Copy each of the following items word for word, leaving nothing out.

--- Supplied records ---

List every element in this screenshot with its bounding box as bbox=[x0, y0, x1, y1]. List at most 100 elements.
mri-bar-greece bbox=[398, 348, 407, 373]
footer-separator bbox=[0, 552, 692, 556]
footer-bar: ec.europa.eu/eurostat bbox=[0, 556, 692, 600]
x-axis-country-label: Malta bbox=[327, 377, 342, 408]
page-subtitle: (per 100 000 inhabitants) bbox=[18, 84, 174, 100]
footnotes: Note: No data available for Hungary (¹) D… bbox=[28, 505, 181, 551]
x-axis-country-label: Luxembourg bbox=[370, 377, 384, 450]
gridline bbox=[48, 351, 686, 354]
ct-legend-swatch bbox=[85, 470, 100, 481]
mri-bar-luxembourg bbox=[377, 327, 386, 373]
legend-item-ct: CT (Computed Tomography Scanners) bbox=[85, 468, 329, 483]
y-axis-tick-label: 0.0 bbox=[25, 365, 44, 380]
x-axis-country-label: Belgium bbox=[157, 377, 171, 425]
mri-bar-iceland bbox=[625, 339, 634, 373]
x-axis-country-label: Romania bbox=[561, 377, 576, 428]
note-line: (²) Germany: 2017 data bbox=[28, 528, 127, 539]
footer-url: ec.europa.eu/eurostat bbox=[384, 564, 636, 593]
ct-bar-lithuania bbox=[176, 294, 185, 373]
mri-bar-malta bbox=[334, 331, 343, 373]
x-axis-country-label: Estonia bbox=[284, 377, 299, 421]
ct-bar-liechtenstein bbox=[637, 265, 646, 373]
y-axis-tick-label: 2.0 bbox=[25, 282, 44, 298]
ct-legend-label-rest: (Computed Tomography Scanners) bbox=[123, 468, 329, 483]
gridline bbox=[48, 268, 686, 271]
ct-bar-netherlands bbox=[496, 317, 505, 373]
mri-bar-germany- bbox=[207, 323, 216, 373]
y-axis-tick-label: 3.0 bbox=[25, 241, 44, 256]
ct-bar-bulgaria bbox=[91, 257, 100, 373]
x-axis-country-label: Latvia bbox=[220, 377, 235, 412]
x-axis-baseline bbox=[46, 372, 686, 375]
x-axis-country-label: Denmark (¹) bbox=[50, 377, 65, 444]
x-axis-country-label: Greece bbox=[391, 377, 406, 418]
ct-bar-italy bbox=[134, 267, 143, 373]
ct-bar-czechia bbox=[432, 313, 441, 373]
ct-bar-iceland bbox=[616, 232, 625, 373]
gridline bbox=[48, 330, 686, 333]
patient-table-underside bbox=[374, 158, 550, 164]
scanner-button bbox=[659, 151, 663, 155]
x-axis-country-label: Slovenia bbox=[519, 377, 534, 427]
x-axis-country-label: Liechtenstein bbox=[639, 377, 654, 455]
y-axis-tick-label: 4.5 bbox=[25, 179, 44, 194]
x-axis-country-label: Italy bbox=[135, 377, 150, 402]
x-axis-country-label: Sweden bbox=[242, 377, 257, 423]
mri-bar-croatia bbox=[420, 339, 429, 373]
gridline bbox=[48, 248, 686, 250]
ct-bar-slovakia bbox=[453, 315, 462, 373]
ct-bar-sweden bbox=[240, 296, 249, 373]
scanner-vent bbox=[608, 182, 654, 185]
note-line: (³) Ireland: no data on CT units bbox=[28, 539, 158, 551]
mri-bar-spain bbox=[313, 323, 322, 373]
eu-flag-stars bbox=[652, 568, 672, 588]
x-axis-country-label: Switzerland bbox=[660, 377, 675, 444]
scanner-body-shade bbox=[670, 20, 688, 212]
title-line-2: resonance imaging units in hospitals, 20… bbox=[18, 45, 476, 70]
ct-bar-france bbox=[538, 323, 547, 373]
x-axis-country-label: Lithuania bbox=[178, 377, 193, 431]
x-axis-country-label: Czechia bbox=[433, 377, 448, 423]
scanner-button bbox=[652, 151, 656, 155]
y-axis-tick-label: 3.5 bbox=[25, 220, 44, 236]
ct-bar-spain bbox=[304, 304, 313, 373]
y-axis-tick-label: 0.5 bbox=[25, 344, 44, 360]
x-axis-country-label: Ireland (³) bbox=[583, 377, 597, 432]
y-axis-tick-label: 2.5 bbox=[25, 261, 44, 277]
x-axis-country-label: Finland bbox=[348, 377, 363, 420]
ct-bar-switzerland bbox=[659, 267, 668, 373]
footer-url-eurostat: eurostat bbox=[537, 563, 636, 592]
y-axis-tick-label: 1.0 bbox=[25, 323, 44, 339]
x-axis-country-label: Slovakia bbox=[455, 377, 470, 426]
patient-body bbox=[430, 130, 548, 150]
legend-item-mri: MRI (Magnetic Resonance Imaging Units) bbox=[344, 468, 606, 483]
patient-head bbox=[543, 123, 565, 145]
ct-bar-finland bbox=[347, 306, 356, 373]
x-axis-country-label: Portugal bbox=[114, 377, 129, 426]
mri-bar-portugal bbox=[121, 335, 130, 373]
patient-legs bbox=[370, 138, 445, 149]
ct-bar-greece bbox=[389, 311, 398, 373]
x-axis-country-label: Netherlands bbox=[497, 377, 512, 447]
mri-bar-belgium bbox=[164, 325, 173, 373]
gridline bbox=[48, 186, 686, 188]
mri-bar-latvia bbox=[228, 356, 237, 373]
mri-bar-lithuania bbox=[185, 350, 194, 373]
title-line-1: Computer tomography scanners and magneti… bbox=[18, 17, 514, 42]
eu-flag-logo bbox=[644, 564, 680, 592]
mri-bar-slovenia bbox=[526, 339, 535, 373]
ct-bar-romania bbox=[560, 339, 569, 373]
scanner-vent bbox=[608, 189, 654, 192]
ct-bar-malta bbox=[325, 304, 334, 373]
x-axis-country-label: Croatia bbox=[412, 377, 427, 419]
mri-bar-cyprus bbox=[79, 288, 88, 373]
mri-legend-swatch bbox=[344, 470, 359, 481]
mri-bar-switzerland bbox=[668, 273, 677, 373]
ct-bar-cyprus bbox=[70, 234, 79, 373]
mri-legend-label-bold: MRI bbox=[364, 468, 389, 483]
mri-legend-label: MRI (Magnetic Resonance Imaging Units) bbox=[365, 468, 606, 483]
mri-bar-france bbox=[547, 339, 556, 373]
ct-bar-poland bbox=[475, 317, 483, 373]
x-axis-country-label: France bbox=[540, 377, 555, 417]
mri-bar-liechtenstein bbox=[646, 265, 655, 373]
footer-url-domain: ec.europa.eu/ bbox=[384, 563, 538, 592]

---

Result of the task -
List every element in this screenshot with its bounding box as bbox=[x0, y0, x1, y1]. List at most 100 elements.
mri-bar-greece bbox=[398, 348, 407, 373]
footer-separator bbox=[0, 552, 692, 556]
footer-bar: ec.europa.eu/eurostat bbox=[0, 556, 692, 600]
x-axis-country-label: Malta bbox=[327, 377, 342, 408]
page-subtitle: (per 100 000 inhabitants) bbox=[18, 84, 174, 100]
footnotes: Note: No data available for Hungary (¹) D… bbox=[28, 505, 181, 551]
x-axis-country-label: Luxembourg bbox=[370, 377, 384, 450]
gridline bbox=[48, 351, 686, 354]
ct-legend-swatch bbox=[85, 470, 100, 481]
mri-bar-luxembourg bbox=[377, 327, 386, 373]
legend-item-ct: CT (Computed Tomography Scanners) bbox=[85, 468, 329, 483]
y-axis-tick-label: 0.0 bbox=[25, 365, 44, 380]
x-axis-country-label: Belgium bbox=[157, 377, 171, 425]
mri-bar-iceland bbox=[625, 339, 634, 373]
x-axis-country-label: Romania bbox=[561, 377, 576, 428]
note-line: (²) Germany: 2017 data bbox=[28, 528, 127, 539]
footer-url: ec.europa.eu/eurostat bbox=[384, 564, 636, 593]
ct-bar-lithuania bbox=[176, 294, 185, 373]
mri-bar-malta bbox=[334, 331, 343, 373]
x-axis-country-label: Estonia bbox=[284, 377, 299, 421]
ct-bar-liechtenstein bbox=[637, 265, 646, 373]
y-axis-tick-label: 2.0 bbox=[25, 282, 44, 298]
ct-legend-label-rest: (Computed Tomography Scanners) bbox=[123, 468, 329, 483]
gridline bbox=[48, 268, 686, 271]
ct-bar-netherlands bbox=[496, 317, 505, 373]
mri-bar-germany- bbox=[207, 323, 216, 373]
y-axis-tick-label: 3.0 bbox=[25, 241, 44, 256]
ct-bar-bulgaria bbox=[91, 257, 100, 373]
x-axis-country-label: Latvia bbox=[220, 377, 235, 412]
x-axis-baseline bbox=[46, 372, 686, 375]
x-axis-country-label: Denmark (¹) bbox=[50, 377, 65, 444]
x-axis-country-label: Greece bbox=[391, 377, 406, 418]
ct-bar-italy bbox=[134, 267, 143, 373]
ct-bar-czechia bbox=[432, 313, 441, 373]
ct-bar-iceland bbox=[616, 232, 625, 373]
gridline bbox=[48, 330, 686, 333]
patient-table-underside bbox=[374, 158, 550, 164]
scanner-button bbox=[659, 151, 663, 155]
x-axis-country-label: Slovenia bbox=[519, 377, 534, 427]
x-axis-country-label: Liechtenstein bbox=[639, 377, 654, 455]
y-axis-tick-label: 4.5 bbox=[25, 179, 44, 194]
x-axis-country-label: Italy bbox=[135, 377, 150, 402]
x-axis-country-label: Sweden bbox=[242, 377, 257, 423]
mri-bar-croatia bbox=[420, 339, 429, 373]
gridline bbox=[48, 248, 686, 250]
ct-bar-slovakia bbox=[453, 315, 462, 373]
ct-bar-sweden bbox=[240, 296, 249, 373]
scanner-vent bbox=[608, 182, 654, 185]
note-line: (³) Ireland: no data on CT units bbox=[28, 539, 158, 551]
mri-bar-spain bbox=[313, 323, 322, 373]
eu-flag-stars bbox=[652, 568, 672, 588]
x-axis-country-label: Switzerland bbox=[660, 377, 675, 444]
scanner-body-shade bbox=[670, 20, 688, 212]
title-line-2: resonance imaging units in hospitals, 20… bbox=[18, 45, 476, 70]
ct-bar-france bbox=[538, 323, 547, 373]
x-axis-country-label: Lithuania bbox=[178, 377, 193, 431]
x-axis-country-label: Czechia bbox=[433, 377, 448, 423]
scanner-button bbox=[652, 151, 656, 155]
y-axis-tick-label: 3.5 bbox=[25, 220, 44, 236]
ct-bar-spain bbox=[304, 304, 313, 373]
y-axis-tick-label: 0.5 bbox=[25, 344, 44, 360]
x-axis-country-label: Ireland (³) bbox=[583, 377, 597, 432]
y-axis-tick-label: 2.5 bbox=[25, 261, 44, 277]
x-axis-country-label: Finland bbox=[348, 377, 363, 420]
ct-bar-switzerland bbox=[659, 267, 668, 373]
footer-url-eurostat: eurostat bbox=[537, 563, 636, 592]
y-axis-tick-label: 1.0 bbox=[25, 323, 44, 339]
x-axis-country-label: Slovakia bbox=[455, 377, 470, 426]
patient-body bbox=[430, 130, 548, 150]
legend-item-mri: MRI (Magnetic Resonance Imaging Units) bbox=[344, 468, 606, 483]
patient-head bbox=[543, 123, 565, 145]
ct-bar-finland bbox=[347, 306, 356, 373]
x-axis-country-label: Portugal bbox=[114, 377, 129, 426]
mri-bar-portugal bbox=[121, 335, 130, 373]
patient-legs bbox=[370, 138, 445, 149]
ct-bar-greece bbox=[389, 311, 398, 373]
x-axis-country-label: Netherlands bbox=[497, 377, 512, 447]
mri-bar-belgium bbox=[164, 325, 173, 373]
gridline bbox=[48, 186, 686, 188]
mri-bar-latvia bbox=[228, 356, 237, 373]
mri-bar-lithuania bbox=[185, 350, 194, 373]
title-line-1: Computer tomography scanners and magneti… bbox=[18, 17, 514, 42]
eu-flag-logo bbox=[644, 564, 680, 592]
mri-bar-slovenia bbox=[526, 339, 535, 373]
ct-bar-romania bbox=[560, 339, 569, 373]
scanner-vent bbox=[608, 189, 654, 192]
ct-bar-malta bbox=[325, 304, 334, 373]
x-axis-country-label: Croatia bbox=[412, 377, 427, 419]
mri-bar-cyprus bbox=[79, 288, 88, 373]
mri-legend-swatch bbox=[344, 470, 359, 481]
mri-bar-switzerland bbox=[668, 273, 677, 373]
ct-bar-cyprus bbox=[70, 234, 79, 373]
mri-legend-label-bold: MRI bbox=[364, 468, 389, 483]
mri-legend-label: MRI (Magnetic Resonance Imaging Units) bbox=[365, 468, 606, 483]
mri-bar-france bbox=[547, 339, 556, 373]
ct-bar-poland bbox=[475, 317, 483, 373]
x-axis-country-label: France bbox=[540, 377, 555, 417]
mri-bar-liechtenstein bbox=[646, 265, 655, 373]
footer-url-domain: ec.europa.eu/ bbox=[384, 563, 538, 592]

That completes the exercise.